**Exercise description:**
Copy every line of the data that contains the string "title".

**Records shown:**
Begin

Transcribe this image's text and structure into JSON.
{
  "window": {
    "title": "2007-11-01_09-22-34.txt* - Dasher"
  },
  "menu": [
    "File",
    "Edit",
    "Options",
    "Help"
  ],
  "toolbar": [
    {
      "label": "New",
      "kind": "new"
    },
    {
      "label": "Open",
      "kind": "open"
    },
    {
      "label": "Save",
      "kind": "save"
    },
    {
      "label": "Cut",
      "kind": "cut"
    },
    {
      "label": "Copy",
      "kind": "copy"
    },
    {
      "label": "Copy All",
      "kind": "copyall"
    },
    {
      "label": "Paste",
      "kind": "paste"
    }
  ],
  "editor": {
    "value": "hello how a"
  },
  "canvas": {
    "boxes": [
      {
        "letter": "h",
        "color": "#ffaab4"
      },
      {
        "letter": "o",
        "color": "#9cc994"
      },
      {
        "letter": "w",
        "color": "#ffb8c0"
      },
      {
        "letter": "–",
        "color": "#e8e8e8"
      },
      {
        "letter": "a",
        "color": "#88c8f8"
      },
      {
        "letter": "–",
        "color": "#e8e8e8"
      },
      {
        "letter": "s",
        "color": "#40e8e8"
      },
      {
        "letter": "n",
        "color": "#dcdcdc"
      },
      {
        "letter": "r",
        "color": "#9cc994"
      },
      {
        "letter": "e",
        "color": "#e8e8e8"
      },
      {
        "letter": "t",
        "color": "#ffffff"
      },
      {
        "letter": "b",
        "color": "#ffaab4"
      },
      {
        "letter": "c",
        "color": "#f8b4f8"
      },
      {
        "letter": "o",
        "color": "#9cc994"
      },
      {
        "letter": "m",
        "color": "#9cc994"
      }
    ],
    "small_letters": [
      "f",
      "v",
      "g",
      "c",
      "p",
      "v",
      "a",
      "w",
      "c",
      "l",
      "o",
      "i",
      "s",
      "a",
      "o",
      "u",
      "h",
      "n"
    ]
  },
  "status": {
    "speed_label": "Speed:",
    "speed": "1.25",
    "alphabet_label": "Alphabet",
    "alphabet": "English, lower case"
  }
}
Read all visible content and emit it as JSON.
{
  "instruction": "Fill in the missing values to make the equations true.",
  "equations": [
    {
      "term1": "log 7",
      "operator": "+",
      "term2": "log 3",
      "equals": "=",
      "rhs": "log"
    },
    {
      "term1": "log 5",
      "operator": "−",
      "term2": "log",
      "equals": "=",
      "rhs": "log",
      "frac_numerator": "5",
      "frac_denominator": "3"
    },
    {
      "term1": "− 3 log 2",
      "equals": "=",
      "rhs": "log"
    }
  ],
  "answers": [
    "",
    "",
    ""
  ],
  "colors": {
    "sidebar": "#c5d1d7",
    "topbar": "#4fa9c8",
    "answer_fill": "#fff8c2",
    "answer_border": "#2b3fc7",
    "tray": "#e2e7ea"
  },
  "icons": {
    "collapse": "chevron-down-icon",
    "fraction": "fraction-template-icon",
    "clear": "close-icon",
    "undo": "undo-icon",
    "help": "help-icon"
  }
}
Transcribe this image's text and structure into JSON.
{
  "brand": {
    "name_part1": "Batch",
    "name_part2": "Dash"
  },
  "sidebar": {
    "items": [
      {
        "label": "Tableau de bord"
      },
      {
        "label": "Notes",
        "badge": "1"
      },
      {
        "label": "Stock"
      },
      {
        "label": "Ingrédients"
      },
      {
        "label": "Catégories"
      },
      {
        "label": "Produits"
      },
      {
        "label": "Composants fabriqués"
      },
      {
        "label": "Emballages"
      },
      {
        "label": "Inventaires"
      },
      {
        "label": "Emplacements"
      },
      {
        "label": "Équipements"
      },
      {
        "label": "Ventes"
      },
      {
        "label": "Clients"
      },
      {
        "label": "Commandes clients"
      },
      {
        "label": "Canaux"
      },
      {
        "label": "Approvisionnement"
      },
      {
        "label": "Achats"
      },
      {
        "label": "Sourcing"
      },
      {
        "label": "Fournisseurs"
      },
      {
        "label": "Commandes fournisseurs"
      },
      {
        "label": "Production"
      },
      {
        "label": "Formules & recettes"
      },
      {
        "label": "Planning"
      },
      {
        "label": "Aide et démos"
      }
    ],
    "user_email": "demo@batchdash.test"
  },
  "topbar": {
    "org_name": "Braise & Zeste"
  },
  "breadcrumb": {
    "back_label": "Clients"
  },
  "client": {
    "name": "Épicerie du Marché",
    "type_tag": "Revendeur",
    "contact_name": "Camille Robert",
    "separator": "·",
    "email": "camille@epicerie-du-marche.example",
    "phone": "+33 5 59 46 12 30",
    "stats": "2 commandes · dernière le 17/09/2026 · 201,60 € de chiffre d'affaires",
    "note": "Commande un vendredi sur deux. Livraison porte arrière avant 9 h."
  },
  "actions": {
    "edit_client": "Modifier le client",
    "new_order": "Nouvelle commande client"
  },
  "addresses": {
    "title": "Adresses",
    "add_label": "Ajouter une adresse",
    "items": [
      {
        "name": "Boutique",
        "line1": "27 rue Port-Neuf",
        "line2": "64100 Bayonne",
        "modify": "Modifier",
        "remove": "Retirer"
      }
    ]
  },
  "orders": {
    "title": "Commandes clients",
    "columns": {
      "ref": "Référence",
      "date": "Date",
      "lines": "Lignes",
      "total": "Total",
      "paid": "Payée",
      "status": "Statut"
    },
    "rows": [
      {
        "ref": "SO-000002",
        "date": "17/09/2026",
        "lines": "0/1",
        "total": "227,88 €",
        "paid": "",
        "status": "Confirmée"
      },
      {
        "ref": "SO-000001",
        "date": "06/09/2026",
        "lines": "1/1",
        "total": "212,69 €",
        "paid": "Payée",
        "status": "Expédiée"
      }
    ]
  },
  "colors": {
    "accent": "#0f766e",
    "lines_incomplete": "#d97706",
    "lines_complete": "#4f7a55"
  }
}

End

**Finished task:**
    "title": "2007-11-01_09-22-34.txt* - Dasher"
    "title": "Adresses",
    "title": "Commandes clients",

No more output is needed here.